+++ Текст для чтения
Наш жизненный график напоминал расческу. Одним из ее зубцов стал случай, происшедший в порту Либревиль в Габоне. Но о нем чуть позже.
В результате прошедших в Экваториальной Гвинее демократических и по-африкански колоритных президентских выборов, к власти в стране пришел поддержанный народом лидер. Американцы активно взялись за добычу нефти и газа, а мы, маленькие колесики во всем этом механизме начинающегося прогресса, в то время стояли пришвартованные в небольшом городке с почерневшими от времени домами, выстроенными в испанском колониальном стиле.
Жилые здания, собор, госпиталь, принадлежащая какому-то католическому ордену школа – все эти постройки вызывали у меня восхищения своими донкихотовскими силуэтами, которые я когда-то видел на иллюстрациях к великому роману Сервантеса.
Я ходил по выложенным булыжником, заросшим улицам этого уютного городка, чувствуя на себе любопытные взгляды встречавшихся людей. Прохожие в знак приветствия с поклоном снимали кепки, а дети подбегали и хватали за руку, желая пройти рядом хотя бы пару метров. Руки у меня было все две, а детей много, из-за чего между ними то и дело вспыхивали потасовки.
++++++
Короткое задание 1: Выпишите из списка все строки, где встречается строка «cell».
+++ Извлечённые записи
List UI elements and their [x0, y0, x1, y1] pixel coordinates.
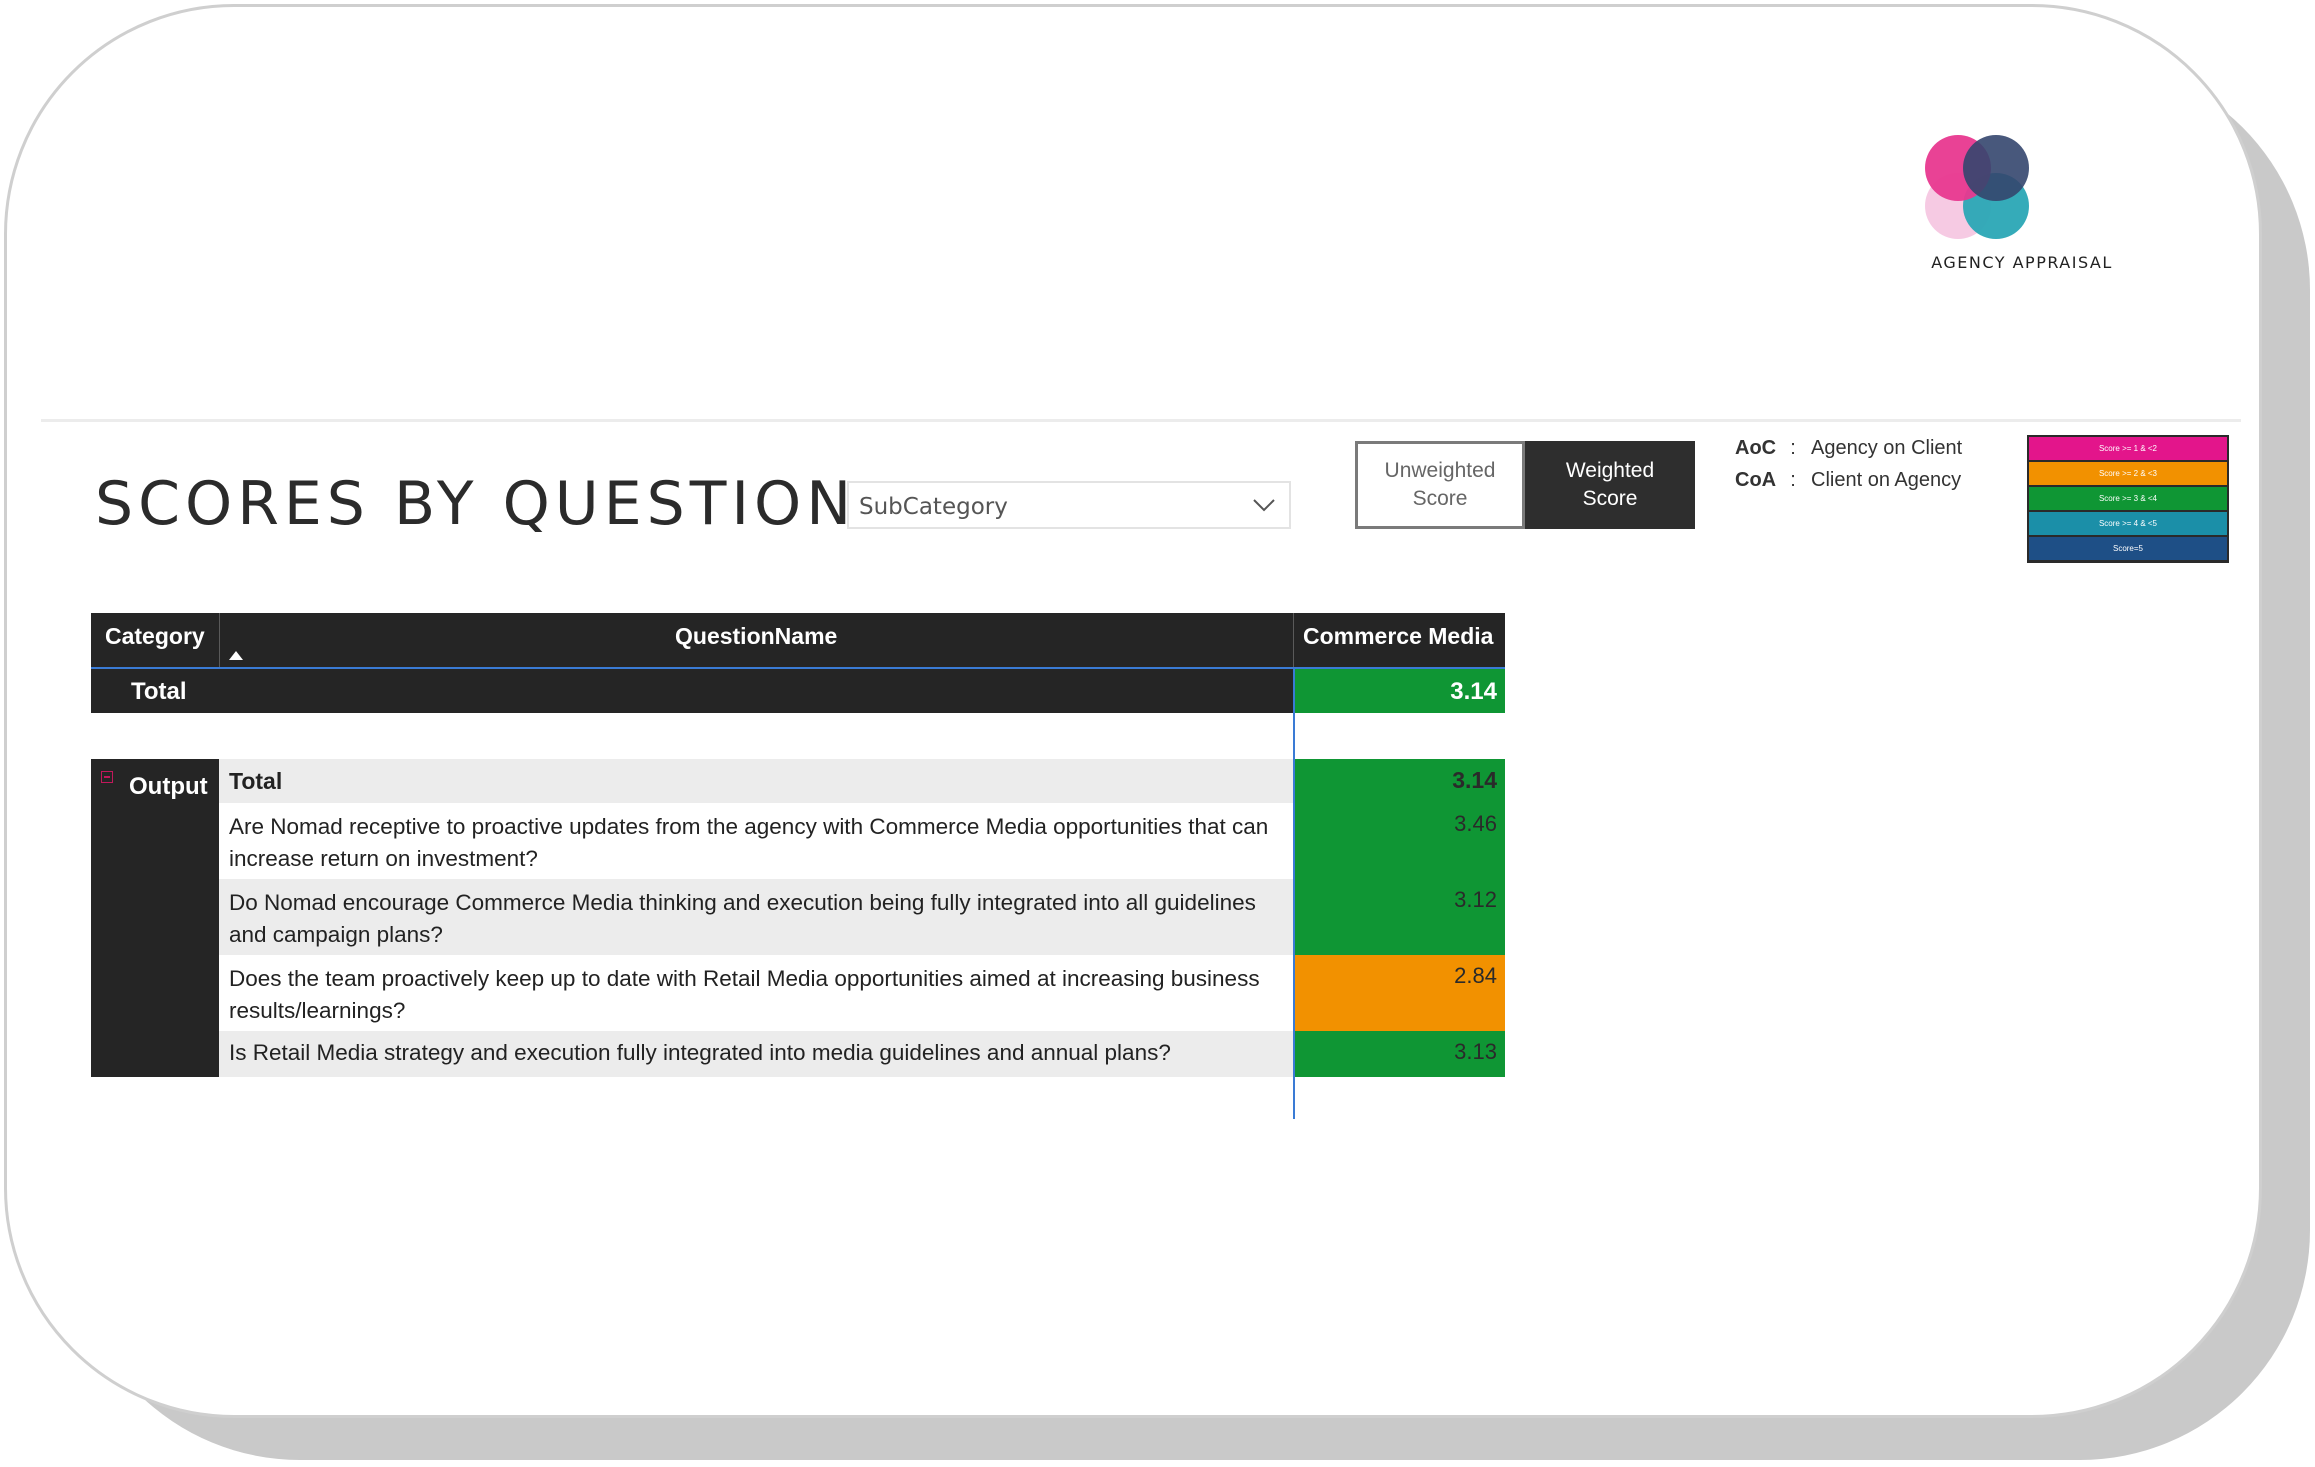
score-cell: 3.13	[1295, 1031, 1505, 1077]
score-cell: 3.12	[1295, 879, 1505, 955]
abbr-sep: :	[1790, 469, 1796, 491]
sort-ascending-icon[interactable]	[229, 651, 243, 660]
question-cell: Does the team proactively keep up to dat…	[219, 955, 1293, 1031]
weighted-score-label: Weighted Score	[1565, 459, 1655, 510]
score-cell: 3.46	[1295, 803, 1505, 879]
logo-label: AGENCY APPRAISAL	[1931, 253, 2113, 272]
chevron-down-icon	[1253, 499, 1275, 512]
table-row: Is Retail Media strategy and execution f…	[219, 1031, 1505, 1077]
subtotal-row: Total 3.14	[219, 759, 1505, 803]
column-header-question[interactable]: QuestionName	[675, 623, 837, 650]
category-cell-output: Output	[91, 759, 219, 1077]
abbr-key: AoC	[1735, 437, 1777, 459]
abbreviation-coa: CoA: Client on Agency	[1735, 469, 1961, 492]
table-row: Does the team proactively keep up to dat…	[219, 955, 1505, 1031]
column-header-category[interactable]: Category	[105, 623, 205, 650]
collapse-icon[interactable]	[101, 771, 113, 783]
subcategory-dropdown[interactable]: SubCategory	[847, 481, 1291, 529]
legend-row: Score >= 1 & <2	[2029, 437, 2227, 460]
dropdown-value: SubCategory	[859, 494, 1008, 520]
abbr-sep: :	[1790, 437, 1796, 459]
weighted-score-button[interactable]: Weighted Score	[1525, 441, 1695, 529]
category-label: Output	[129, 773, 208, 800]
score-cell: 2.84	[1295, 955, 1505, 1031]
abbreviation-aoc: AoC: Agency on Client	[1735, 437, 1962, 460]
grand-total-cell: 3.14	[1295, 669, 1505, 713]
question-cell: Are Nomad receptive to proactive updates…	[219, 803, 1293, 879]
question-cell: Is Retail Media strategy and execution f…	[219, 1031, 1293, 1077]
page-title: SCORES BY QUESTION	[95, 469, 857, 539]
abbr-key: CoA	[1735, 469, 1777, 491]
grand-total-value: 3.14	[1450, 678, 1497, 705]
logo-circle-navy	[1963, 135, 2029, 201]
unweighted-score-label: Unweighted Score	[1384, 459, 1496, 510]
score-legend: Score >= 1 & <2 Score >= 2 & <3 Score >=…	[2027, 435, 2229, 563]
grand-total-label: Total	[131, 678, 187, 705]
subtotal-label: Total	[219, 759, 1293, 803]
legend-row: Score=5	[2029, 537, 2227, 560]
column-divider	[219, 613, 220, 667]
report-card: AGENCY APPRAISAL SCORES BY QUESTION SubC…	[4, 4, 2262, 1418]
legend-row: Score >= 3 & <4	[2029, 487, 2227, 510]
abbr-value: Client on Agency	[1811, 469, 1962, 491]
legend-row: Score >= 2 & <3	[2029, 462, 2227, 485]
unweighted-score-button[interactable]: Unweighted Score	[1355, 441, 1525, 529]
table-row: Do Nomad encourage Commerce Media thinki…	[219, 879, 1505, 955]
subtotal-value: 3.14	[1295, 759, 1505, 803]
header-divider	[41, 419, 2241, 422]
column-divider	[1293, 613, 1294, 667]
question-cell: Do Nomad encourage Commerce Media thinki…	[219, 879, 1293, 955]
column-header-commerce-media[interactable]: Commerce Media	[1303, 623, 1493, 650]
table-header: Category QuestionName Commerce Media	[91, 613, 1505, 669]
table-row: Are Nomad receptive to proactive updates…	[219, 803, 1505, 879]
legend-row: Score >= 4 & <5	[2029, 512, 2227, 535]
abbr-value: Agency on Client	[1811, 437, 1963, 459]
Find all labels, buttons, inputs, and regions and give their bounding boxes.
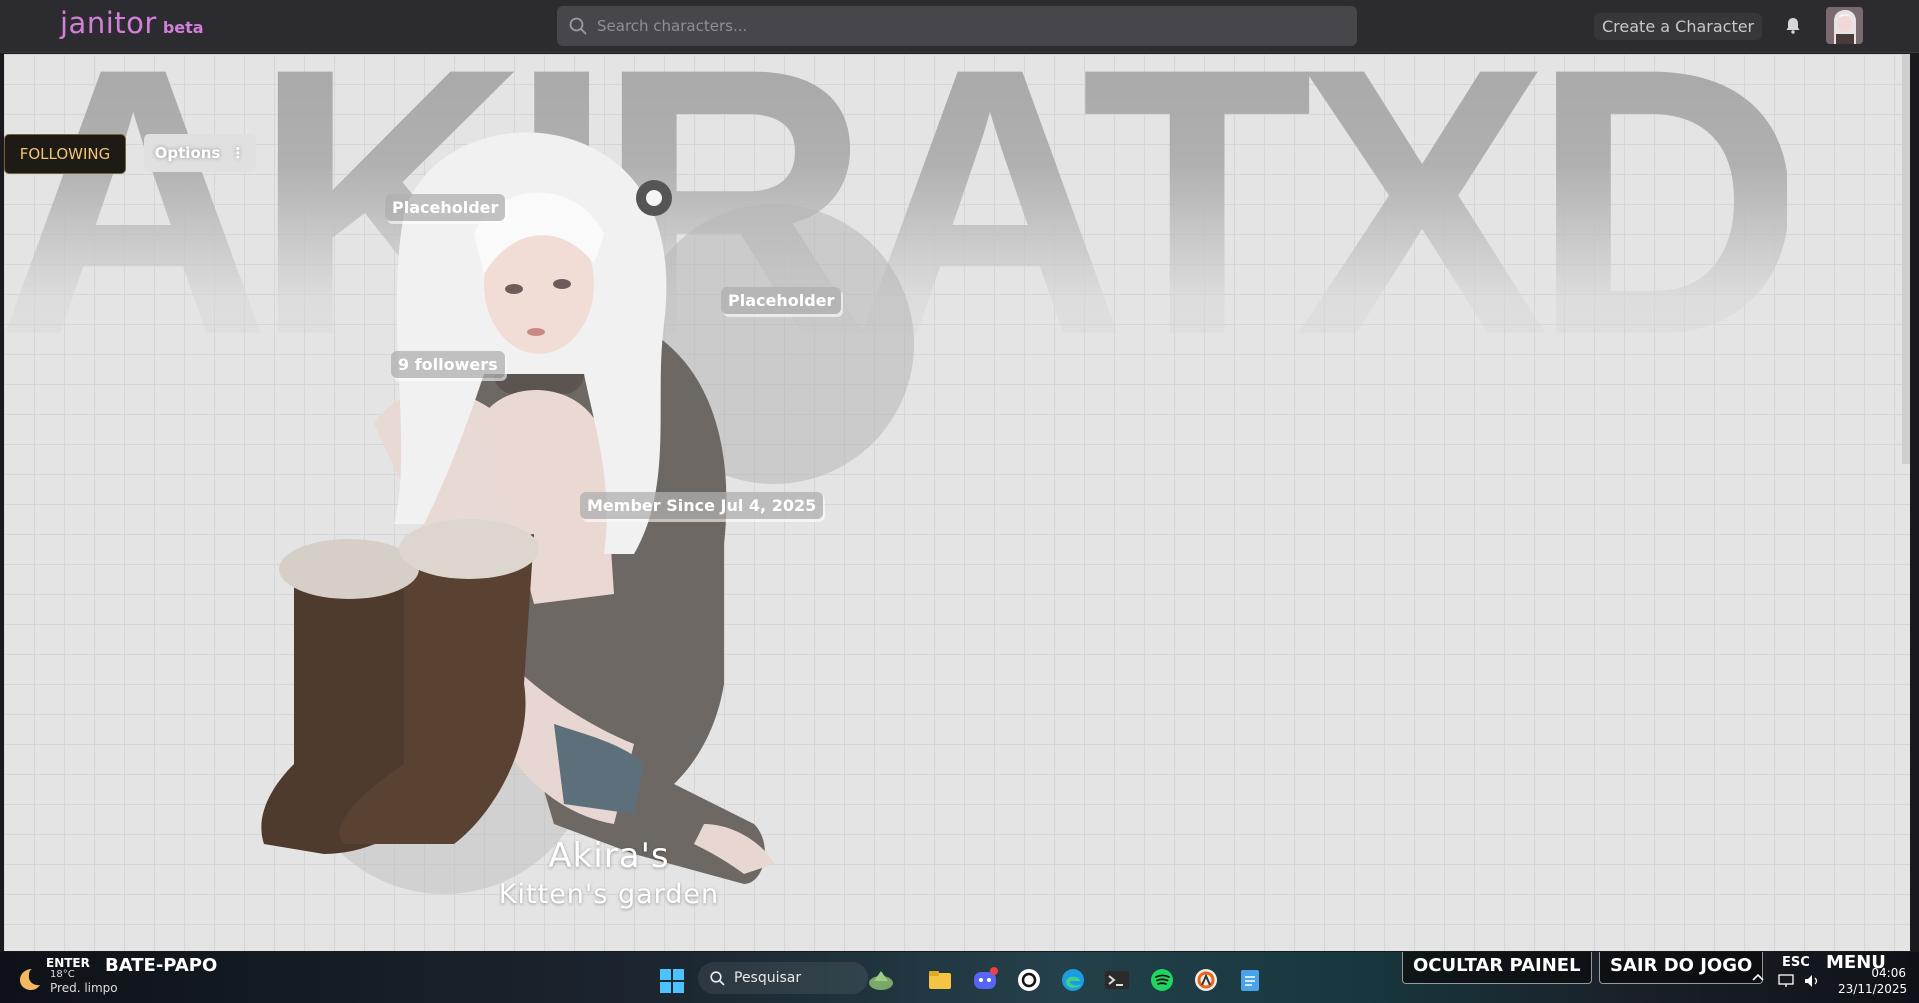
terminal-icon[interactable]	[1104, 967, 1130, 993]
++++++
Короткое задание 2: Перепечатайте отрывок из текста для чтения, начиная со слов «Наш жизненный график» и заканчивая словами «великому роману Сервантеса.».

Результат упражнения 1:
score-cell: 3.13	[1295, 1031, 1505, 1077]
score-cell: 3.12	[1295, 879, 1505, 955]
question-cell: Does the team proactively keep up to dat…	[219, 955, 1293, 1031]
score-cell: 3.46	[1295, 803, 1505, 879]
category-cell-output: Output	[91, 759, 219, 1077]
score-cell: 2.84	[1295, 955, 1505, 1031]
grand-total-cell: 3.14	[1295, 669, 1505, 713]
question-cell: Are Nomad receptive to proactive updates…	[219, 803, 1293, 879]
question-cell: Is Retail Media strategy and execution f…	[219, 1031, 1293, 1077]
question-cell: Do Nomad encourage Commerce Media thinki…	[219, 879, 1293, 955]

Результат упражнения 2:
Наш жизненный график напоминал расческу. Одним из ее зубцов стал случай, происшедший в порту Либревиль в Габоне. Но о нем чуть позже.
В результате прошедших в Экваториальной Гвинее демократических и по-африкански колоритных президентских выборов, к власти в стране пришел поддержанный народом лидер. Американцы активно взялись за добычу нефти и газа, а мы, маленькие колесики во всем этом механизме начинающегося прогресса, в то время стояли пришвартованные в небольшом городке с почерневшими от времени домами, выстроенными в испанском колониальном стиле.
Жилые здания, собор, госпиталь, принадлежащая какому-то католическому ордену школа – все эти постройки вызывали у меня восхищения своими донкихотовскими силуэтами, которые я когда-то видел на иллюстрациях к великому роману Сервантеса.